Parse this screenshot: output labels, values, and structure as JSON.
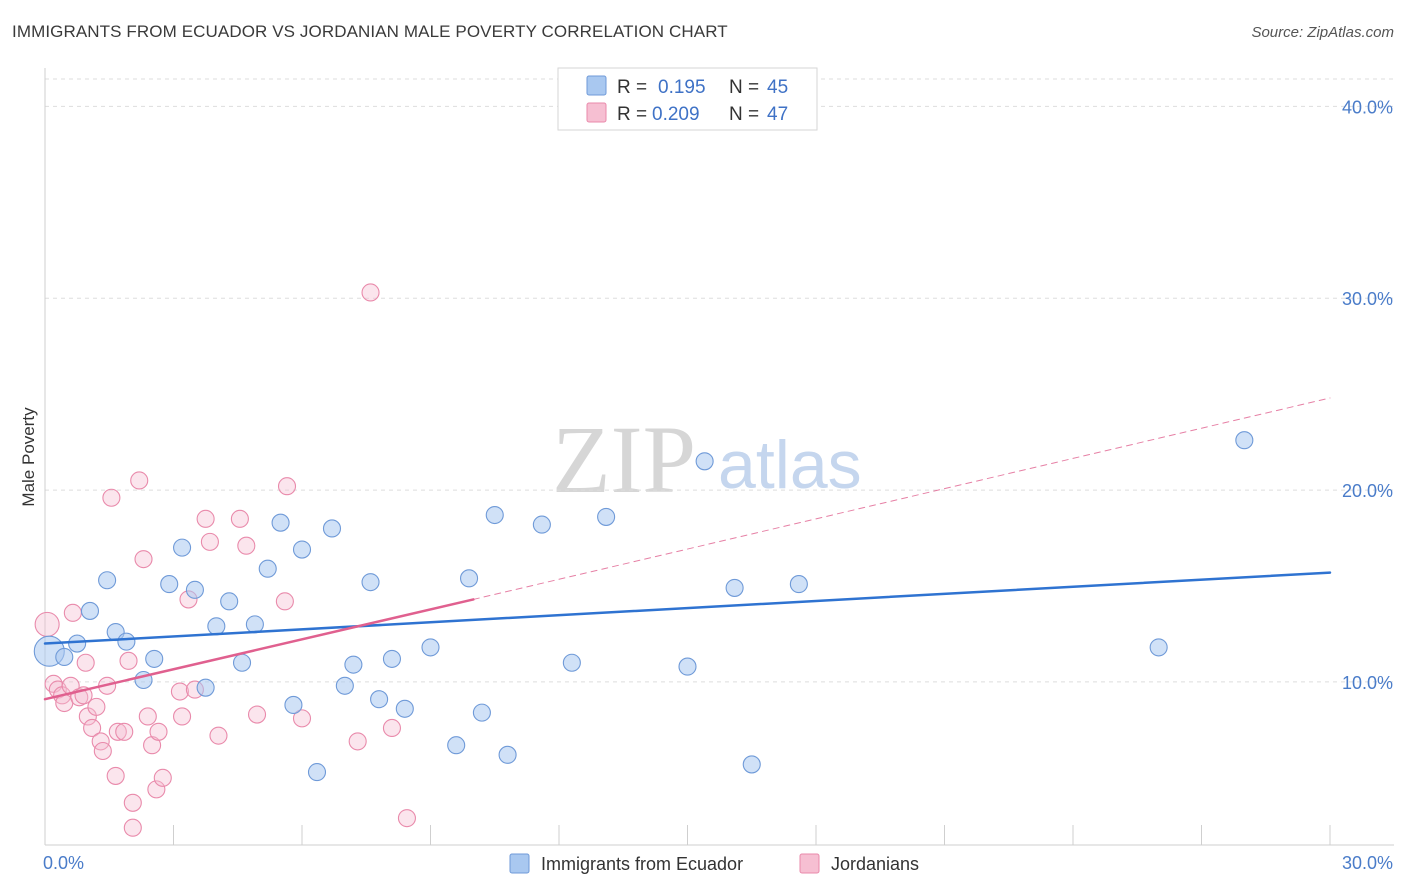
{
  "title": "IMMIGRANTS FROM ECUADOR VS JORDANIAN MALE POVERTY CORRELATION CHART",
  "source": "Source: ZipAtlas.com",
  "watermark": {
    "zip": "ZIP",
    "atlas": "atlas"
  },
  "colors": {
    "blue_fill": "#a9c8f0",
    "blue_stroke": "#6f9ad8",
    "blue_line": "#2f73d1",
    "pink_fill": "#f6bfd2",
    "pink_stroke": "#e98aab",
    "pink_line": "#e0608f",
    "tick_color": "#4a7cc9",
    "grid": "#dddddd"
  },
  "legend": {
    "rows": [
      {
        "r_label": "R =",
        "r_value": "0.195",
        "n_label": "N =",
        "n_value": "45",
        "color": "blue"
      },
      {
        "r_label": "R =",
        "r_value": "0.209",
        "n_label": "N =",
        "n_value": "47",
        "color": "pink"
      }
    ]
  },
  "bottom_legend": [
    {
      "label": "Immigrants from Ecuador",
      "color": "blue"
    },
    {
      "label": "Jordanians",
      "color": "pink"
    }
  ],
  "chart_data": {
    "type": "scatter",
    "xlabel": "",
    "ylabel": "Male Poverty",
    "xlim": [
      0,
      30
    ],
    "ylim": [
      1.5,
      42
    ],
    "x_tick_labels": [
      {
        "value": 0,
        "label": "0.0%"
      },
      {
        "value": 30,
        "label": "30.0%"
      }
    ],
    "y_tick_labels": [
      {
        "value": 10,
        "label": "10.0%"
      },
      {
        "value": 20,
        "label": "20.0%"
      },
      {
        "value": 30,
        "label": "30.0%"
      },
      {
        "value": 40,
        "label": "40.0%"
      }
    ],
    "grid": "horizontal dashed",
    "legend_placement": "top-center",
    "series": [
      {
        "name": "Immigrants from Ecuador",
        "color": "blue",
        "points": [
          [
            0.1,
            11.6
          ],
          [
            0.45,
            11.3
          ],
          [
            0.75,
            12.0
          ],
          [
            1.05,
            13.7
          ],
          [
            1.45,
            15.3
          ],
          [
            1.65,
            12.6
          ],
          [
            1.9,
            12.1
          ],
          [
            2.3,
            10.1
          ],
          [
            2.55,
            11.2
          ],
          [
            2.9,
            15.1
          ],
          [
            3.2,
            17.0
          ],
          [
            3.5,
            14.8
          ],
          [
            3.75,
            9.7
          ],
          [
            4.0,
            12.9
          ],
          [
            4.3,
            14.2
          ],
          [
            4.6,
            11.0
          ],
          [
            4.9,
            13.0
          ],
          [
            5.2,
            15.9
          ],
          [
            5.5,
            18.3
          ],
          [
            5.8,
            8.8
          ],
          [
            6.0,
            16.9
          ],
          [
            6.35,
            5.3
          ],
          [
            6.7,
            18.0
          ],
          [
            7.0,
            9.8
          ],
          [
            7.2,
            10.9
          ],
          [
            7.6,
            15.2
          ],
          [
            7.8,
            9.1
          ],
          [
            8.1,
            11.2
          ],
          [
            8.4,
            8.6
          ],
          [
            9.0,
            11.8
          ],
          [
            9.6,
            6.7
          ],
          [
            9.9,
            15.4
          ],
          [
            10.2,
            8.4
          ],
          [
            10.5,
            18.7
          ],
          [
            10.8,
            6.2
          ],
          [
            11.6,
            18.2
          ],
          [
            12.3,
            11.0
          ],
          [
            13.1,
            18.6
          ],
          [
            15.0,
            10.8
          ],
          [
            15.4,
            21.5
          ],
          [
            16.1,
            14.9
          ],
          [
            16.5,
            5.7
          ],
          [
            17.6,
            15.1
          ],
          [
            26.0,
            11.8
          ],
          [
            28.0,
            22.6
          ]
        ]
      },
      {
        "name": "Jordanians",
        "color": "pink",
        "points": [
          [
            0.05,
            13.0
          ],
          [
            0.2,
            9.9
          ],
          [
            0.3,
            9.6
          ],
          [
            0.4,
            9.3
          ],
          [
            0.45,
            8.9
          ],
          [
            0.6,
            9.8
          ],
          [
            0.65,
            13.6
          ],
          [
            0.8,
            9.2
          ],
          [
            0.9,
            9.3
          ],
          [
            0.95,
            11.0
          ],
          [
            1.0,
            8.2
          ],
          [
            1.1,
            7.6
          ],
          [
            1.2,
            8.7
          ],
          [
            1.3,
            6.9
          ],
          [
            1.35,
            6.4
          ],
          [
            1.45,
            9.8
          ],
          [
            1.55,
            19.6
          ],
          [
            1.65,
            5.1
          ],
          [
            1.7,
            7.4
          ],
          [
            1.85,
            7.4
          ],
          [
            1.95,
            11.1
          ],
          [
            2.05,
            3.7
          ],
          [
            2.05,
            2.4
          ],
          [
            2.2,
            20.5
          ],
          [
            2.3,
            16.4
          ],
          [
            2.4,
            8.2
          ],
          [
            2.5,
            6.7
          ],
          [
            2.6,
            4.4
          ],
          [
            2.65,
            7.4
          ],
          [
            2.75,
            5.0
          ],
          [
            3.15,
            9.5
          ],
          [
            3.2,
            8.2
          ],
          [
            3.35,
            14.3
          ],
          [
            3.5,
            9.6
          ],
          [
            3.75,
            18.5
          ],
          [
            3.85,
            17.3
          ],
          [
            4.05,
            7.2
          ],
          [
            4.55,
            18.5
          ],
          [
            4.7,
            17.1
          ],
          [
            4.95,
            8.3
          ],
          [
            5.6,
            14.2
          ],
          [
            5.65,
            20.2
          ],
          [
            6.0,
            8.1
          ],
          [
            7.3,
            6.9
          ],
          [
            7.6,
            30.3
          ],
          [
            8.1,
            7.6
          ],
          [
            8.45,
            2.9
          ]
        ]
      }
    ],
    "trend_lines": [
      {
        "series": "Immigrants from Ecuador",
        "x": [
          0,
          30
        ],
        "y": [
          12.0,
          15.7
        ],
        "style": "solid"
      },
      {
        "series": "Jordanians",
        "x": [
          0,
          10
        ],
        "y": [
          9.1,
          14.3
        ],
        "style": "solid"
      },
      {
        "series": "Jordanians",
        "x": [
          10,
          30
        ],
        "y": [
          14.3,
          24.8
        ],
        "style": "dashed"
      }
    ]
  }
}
____________
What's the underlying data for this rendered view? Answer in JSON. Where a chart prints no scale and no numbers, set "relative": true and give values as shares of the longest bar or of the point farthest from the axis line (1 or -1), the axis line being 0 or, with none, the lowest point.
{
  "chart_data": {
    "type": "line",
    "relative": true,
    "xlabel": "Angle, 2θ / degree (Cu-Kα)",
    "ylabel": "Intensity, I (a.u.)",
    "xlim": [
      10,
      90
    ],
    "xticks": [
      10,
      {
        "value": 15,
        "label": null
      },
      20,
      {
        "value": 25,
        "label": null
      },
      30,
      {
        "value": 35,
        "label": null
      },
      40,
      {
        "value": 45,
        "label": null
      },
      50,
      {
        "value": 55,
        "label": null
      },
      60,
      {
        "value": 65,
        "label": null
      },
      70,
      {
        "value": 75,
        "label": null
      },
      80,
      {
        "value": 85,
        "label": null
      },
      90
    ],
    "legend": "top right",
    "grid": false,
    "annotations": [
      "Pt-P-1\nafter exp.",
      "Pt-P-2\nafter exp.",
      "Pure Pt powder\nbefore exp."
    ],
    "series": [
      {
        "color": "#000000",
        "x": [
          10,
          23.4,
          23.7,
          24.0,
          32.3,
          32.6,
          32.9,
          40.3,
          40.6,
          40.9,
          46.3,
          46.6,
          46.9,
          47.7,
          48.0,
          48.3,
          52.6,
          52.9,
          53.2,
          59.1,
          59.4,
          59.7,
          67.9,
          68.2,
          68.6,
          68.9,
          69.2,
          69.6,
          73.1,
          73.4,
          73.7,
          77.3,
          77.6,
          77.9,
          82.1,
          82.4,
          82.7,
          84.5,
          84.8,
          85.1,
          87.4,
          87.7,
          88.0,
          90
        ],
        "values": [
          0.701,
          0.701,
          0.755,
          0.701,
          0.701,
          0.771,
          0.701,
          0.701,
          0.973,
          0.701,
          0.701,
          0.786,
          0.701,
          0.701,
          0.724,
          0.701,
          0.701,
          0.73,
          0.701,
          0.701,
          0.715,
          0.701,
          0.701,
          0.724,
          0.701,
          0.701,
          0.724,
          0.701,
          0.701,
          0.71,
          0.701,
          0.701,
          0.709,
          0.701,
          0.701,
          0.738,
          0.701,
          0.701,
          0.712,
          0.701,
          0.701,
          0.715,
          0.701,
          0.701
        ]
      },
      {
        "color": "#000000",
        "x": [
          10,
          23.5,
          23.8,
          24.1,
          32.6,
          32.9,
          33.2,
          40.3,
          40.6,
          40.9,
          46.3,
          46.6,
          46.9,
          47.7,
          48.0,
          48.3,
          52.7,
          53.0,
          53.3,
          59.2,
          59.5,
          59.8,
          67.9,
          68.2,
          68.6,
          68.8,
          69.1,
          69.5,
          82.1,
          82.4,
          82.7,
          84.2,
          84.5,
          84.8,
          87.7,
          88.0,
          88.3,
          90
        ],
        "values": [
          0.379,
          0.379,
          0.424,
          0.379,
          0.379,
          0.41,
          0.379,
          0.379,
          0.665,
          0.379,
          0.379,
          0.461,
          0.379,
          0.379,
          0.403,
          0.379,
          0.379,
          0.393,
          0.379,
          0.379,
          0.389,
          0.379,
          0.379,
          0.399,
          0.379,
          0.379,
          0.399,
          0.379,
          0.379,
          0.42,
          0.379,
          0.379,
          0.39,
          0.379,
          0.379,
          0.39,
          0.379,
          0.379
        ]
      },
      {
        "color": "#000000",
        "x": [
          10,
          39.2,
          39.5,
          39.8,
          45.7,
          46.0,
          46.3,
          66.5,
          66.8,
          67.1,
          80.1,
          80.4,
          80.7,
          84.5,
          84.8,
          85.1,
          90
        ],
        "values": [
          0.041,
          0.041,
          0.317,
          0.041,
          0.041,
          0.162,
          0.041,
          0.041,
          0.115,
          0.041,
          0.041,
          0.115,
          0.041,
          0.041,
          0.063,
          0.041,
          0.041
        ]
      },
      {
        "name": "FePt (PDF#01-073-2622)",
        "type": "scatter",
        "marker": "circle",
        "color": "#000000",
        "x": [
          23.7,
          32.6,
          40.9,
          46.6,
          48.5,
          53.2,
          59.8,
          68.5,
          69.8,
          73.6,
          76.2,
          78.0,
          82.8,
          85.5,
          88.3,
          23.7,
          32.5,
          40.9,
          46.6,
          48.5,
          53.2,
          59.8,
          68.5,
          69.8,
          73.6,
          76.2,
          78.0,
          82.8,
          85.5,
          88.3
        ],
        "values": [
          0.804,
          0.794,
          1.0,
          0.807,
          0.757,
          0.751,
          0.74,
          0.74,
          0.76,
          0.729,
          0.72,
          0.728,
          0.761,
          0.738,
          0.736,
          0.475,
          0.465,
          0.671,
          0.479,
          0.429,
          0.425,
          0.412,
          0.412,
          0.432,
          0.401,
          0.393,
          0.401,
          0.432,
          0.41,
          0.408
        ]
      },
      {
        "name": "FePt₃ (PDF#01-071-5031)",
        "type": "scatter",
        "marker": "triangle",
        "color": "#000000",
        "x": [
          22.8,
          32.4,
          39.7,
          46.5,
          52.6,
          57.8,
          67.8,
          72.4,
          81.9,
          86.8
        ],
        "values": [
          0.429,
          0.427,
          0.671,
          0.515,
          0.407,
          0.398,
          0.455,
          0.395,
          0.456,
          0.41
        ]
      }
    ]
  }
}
____________
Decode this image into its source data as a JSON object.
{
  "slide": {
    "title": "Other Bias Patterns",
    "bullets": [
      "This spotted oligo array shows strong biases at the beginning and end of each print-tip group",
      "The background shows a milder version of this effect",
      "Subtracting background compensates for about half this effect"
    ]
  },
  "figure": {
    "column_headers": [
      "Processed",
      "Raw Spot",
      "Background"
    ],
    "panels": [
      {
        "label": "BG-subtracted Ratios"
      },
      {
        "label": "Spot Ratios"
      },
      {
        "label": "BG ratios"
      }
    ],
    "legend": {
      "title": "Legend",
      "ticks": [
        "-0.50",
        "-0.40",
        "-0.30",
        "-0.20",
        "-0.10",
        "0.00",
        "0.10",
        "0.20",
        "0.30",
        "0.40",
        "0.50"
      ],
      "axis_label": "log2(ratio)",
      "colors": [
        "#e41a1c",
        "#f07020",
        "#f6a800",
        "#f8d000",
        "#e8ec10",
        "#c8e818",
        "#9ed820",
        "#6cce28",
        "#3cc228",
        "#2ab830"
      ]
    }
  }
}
____________
### WHAT TO PRODUCE
Locate the word "title" in the records and collect each line it appears in.

### FULL RESPONSE
  "title": "IMMIGRANTS FROM ECUADOR VS JORDANIAN MALE POVERTY CORRELATION CHART",
    "title": "Other Bias Patterns",
      "title": "Legend",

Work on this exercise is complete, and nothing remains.